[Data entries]
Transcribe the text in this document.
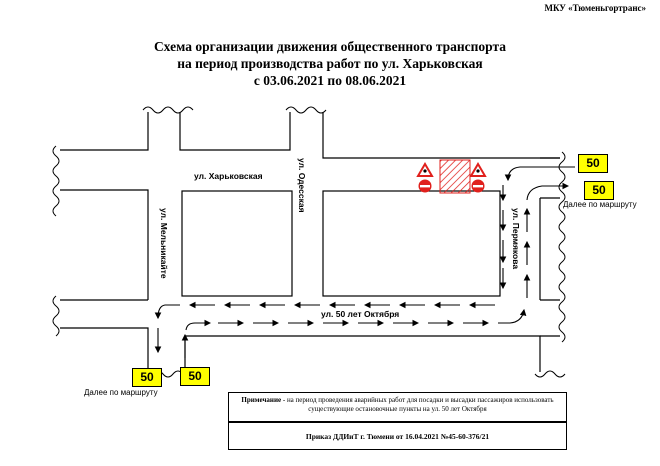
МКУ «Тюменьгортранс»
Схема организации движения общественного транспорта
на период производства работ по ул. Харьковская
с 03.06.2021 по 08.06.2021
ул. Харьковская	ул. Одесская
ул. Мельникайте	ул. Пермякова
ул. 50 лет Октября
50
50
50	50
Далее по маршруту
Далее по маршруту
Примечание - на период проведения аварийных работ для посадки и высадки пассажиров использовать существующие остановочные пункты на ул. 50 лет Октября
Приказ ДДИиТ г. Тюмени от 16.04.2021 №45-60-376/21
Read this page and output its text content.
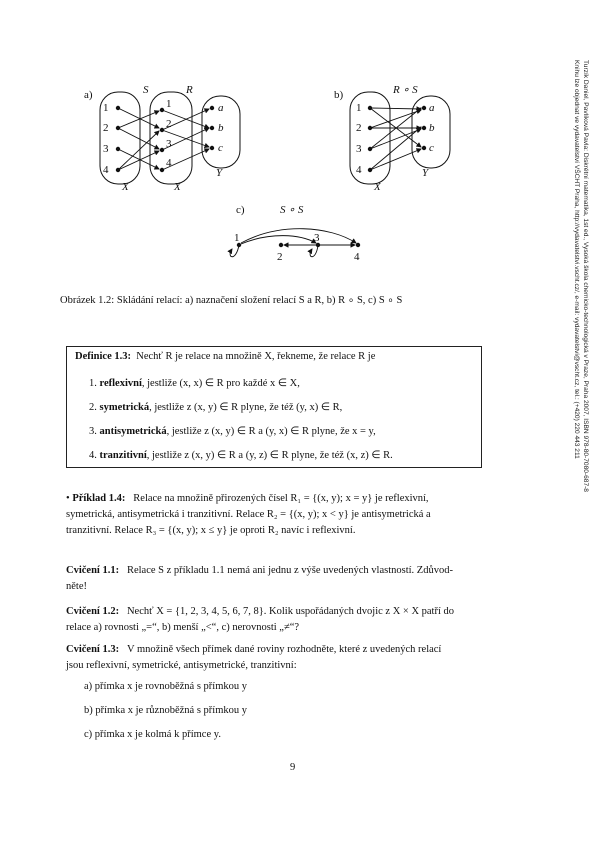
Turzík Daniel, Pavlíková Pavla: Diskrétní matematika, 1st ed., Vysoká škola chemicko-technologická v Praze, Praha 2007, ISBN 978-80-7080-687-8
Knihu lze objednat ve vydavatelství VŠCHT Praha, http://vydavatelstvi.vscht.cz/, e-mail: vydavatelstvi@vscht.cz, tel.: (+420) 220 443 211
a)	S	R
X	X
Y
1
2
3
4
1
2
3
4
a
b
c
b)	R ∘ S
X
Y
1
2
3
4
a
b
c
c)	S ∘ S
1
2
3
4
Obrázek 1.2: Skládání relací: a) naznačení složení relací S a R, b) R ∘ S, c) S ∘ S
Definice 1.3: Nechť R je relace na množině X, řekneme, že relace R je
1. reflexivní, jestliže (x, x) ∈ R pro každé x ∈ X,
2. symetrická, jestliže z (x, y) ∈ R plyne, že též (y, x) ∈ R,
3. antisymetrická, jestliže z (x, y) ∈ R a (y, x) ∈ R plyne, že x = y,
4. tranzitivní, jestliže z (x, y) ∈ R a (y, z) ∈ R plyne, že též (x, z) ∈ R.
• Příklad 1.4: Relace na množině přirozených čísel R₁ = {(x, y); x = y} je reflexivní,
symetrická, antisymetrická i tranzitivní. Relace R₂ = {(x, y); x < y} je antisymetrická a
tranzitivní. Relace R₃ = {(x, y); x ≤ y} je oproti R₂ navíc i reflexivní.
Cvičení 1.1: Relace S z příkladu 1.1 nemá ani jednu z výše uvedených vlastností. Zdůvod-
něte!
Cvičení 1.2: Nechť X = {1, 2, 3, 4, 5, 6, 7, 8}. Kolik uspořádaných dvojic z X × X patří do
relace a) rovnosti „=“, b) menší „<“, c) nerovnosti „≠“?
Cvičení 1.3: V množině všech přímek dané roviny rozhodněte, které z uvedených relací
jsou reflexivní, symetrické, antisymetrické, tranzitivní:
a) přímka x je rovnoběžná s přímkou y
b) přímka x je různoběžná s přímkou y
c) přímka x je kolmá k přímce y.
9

The request
Report only the count of lines that include the string "this".

Task result
2